Records that describe figures
— start —
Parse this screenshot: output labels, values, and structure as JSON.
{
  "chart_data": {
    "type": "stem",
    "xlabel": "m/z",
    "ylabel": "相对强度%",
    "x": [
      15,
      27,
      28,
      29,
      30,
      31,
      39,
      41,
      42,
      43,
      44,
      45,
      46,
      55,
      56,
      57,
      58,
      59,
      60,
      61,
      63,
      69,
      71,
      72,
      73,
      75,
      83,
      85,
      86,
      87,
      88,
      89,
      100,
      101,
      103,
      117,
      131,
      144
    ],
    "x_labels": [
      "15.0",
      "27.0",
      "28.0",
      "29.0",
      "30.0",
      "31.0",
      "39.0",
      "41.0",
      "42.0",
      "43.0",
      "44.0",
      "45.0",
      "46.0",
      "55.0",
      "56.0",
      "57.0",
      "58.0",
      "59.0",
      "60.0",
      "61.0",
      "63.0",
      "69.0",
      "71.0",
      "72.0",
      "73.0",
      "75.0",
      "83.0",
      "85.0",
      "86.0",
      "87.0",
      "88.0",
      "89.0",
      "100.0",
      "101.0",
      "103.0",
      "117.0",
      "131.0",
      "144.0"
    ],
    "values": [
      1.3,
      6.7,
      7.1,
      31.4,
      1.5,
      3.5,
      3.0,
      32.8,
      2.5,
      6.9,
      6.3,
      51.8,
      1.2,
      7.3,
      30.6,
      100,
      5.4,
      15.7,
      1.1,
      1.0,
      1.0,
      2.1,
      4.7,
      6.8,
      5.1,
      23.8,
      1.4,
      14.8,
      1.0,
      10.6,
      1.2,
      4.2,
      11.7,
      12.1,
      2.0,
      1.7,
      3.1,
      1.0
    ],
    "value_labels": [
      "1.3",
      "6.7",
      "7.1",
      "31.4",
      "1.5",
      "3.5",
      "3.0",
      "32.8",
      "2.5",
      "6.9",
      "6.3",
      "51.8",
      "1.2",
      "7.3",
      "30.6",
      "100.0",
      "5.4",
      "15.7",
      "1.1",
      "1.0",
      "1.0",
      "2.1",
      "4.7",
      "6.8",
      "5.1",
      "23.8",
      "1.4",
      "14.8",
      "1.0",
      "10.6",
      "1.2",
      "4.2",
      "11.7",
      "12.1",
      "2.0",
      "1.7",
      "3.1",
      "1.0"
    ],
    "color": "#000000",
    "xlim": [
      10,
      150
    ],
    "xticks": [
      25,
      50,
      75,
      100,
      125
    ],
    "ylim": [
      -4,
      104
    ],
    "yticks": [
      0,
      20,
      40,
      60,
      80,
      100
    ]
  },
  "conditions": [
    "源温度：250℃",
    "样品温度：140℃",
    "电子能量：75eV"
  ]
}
— end —
◆ EXERCISE DETAILS ◆
Where a line in the material above holds "values", copy that line.

◆ FINISHED TASK ◆
Parse this screenshot: output labels, values, and structure as JSON.
    "values": [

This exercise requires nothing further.